= Ações a realizar =
1/ Pode atualizar o trecho da notícia sobre a Operação Saúde que começa em “Em relação à” e termina em “investigados foram absolvidos.”, trocando “juiz” por “magistrado”?
2/ Pode dar continuidade à notícia sobre a Operação Saúde a partir de onde ela termina?

A Justiça Federal em Erechim condenou quatro pessoas acusadas de fraudar o caráter competitivo de processos licitatórios destinados à compra de materiais e equipamentos odontológicos em Faxinalzinho. Eles estavam entre os investigados da chamada Operação Saúde. A sentença, do juiz federal Joel Luiz Borsuk, foi publicada em dezembro.

A denúncia havia sido oferecida em abril de 2014 pelo Ministério Público Federal contra seis homens e duas mulheres. Segundo os indícios coletados pela Polícia Federal e pela Controladoria Geral da União os denunciados teriam se unido com a finalidade comum de beneficiar quatro empresas das quais seriam sócios. O esquema funcionaria por meio da combinação prévia das propostas de habilitação, de forma a evitar real concorrência. Os fatos narrados nesse processo teriam ocorrido em 2010, durante a participação em um certame na modalidade carta convite.

Em suas contestações, os réus negaram as acusações, afirmando que a denúncia e as provas apresentadas seriam genéricas. Alegaram ausência de vantagem indevida ou prejuízo à Administração.

Em relação à autoria, não restaram dúvidas para o juiz quanto à atuação de quatro acusados, sendo que um deles teria participação na gestão de duas companhias, enquanto uma terceira fornecedora teria como administrador sua esposa.
As penas impostas por Borsuk incluíram a aplicação de multa sobre o valor dos itens adjudicados e detenção por períodos que variaram de dois anos a dois anos, cinco meses e 22 dias. A privação de liberdade, entretanto, foi substituída por prestação de serviços à comunidade. Os demais investigados foram absolvidos.

[Dados de segmentação de páginas]
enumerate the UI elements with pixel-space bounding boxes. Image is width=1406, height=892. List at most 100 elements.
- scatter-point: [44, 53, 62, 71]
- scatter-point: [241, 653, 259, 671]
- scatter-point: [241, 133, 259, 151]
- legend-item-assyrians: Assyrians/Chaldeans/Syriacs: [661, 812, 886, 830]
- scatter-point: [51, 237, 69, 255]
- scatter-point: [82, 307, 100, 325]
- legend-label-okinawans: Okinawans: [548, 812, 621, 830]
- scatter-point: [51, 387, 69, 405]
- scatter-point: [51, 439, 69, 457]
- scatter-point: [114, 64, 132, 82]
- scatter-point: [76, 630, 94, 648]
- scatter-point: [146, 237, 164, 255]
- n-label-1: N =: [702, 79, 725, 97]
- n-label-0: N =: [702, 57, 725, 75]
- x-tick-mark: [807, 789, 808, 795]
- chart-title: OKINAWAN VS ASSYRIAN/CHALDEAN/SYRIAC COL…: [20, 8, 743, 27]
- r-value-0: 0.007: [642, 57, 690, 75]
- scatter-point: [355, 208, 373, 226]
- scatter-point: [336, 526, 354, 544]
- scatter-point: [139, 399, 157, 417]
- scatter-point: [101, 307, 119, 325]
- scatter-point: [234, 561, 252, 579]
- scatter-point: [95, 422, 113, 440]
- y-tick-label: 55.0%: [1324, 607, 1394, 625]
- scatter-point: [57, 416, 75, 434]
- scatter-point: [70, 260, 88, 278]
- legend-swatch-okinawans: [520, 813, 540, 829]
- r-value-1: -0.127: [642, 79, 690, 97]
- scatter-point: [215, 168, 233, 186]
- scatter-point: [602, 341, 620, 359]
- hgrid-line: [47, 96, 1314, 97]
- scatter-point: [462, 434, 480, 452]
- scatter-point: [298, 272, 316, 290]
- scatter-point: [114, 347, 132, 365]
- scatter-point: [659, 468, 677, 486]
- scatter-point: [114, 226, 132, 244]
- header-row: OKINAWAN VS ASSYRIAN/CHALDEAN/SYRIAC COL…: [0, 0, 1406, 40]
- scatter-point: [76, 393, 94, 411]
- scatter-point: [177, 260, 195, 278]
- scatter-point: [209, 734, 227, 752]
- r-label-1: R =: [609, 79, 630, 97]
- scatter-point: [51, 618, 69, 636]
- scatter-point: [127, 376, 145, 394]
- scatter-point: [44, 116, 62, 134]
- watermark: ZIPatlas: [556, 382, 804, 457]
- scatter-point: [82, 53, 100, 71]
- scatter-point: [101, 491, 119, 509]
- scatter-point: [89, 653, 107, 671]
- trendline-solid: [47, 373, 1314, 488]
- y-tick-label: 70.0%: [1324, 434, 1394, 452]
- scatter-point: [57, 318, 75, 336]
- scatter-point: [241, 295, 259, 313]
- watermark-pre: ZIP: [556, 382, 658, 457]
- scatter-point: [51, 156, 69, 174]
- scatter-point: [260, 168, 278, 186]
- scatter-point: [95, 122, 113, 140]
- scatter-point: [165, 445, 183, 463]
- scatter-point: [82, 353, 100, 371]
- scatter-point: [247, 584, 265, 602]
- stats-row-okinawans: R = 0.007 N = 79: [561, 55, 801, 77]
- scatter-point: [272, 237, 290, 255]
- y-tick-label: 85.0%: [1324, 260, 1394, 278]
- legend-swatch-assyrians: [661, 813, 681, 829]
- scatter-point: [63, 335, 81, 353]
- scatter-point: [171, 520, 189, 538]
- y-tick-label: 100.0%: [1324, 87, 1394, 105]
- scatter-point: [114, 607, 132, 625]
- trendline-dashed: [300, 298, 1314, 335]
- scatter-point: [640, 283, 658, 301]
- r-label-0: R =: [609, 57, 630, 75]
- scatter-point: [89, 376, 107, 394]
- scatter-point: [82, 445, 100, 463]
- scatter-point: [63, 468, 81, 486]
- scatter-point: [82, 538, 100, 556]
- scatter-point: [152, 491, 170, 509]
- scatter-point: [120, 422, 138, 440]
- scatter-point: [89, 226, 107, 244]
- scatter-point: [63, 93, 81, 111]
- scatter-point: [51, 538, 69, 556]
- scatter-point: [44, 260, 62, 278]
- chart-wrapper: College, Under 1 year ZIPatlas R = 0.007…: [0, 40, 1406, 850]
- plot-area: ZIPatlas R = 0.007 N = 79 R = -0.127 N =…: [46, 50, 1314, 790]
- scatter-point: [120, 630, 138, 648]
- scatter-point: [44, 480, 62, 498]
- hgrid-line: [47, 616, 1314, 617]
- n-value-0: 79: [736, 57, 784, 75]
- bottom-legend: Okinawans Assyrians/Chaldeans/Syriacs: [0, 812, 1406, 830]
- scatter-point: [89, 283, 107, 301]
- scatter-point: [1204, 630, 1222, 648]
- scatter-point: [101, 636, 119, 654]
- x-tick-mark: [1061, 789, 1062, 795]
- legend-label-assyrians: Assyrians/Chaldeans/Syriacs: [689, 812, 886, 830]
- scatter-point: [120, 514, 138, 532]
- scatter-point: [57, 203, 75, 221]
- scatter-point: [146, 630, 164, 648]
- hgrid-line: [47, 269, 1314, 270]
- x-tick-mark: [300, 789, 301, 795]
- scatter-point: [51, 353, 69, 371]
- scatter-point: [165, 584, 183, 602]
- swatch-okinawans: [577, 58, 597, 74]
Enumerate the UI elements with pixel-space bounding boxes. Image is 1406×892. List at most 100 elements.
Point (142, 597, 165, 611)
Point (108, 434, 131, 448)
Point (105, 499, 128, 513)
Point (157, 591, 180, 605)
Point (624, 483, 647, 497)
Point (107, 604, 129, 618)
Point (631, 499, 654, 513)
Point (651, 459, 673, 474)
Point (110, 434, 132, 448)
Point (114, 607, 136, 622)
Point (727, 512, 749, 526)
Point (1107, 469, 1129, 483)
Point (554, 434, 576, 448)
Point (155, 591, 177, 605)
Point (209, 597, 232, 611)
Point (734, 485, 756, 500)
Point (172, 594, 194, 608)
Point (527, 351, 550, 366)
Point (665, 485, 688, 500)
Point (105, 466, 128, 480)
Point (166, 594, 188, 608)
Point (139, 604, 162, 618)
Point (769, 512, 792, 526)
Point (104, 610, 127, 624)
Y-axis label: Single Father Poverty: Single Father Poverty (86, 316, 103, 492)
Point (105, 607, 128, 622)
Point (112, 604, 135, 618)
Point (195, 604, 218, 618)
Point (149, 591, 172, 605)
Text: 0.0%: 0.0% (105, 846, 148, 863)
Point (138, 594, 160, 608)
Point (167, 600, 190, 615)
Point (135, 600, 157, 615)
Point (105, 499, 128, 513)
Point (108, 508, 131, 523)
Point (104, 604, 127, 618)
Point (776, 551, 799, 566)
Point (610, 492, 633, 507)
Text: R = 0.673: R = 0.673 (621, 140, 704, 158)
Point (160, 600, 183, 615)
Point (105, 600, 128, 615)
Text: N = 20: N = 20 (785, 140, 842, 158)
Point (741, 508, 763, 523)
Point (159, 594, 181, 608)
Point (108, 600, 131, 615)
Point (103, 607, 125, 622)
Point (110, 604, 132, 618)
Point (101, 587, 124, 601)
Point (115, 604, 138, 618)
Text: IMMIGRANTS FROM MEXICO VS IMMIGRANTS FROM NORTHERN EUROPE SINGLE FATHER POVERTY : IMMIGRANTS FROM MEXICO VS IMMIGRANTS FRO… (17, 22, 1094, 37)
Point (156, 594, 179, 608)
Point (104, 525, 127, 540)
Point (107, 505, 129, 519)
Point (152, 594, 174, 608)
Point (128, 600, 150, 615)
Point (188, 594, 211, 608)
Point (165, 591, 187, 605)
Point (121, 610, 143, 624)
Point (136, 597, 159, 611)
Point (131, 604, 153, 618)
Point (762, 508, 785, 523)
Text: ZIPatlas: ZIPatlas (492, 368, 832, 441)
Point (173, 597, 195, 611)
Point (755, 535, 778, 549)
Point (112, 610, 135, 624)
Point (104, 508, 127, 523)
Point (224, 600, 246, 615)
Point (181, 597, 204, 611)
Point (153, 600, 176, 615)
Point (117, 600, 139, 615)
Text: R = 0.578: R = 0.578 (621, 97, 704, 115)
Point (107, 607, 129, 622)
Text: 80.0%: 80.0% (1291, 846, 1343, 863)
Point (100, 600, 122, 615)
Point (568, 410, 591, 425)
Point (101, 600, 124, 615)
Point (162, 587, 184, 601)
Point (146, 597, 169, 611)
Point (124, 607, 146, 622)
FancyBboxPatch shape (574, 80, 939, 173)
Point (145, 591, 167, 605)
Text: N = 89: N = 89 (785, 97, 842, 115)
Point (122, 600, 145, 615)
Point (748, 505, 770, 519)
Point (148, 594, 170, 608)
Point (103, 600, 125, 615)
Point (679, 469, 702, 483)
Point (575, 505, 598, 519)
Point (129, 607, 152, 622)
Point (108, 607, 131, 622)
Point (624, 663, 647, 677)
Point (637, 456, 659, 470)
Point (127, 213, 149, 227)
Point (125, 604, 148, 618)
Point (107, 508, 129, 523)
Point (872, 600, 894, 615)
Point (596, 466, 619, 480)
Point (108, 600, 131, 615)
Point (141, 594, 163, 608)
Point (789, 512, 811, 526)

= Respostas aos problemas =
1/
Em relação à autoria, não restaram dúvidas para o magistrado quanto à atuação de quatro acusados, sendo que um deles teria participação na gestão de duas companhias, enquanto uma terceira fornecedora teria como administrador sua esposa.
As penas impostas por Borsuk incluíram a aplicação de multa sobre o valor dos itens adjudicados e detenção por períodos que variaram de dois anos a dois anos, cinco meses e 22 dias. A privação de liberdade, entretanto, foi substituída por prestação de serviços à comunidade. Os demais investigados foram absolvidos.

2/
Operação Saúde

Promovidas pela Policia Federal e pela CGU, as investigações teriam levado a conhecimento a existência de um conjunto de pessoas associadas com a finalidade de lesar o poder público por meio de fraudes a licitações e corrupção de agentes. Fariam parte do suposto esquema três grupos empresariais que atuariam em pequenos municípios de pelo menos sete estados.

Entre os atos praticados pelos envolvidos, estariam o direcionamento de certames, a montagem de editais e a utilização de empresas distintas pertencentes aos mesmos sócios ou a ‘laranjas’ com o intuito de favorecer uma delas nas concorrências. Também teriam sido descobertas a entrega de produtos em quantidade menor que a licitada ou com prazo de validade fora dos padrões de orientação do Sistema Único de Saúde, a ausência de entrega de mercadorias e o pagamento de propinas ou oferecimento de vantagens, entre outras práticas que teriam causado prejuízos aos cofres públicos e o enriquecimento indevido dos acusados.

De acordo com os levantamentos preliminares, o dano chegaria a quase R$ 8 milhões de reais, somente em recursos federais. Porém, dados obtidos junto ao TCE do Estado do Rio Grande do Sul demonstrariam pagamentos realizados por grandes municípios às empresas objeto de investigação no valor de R$ 57 milhões e meio de reais, entre 2007 e o primeiro bimestre de 2009.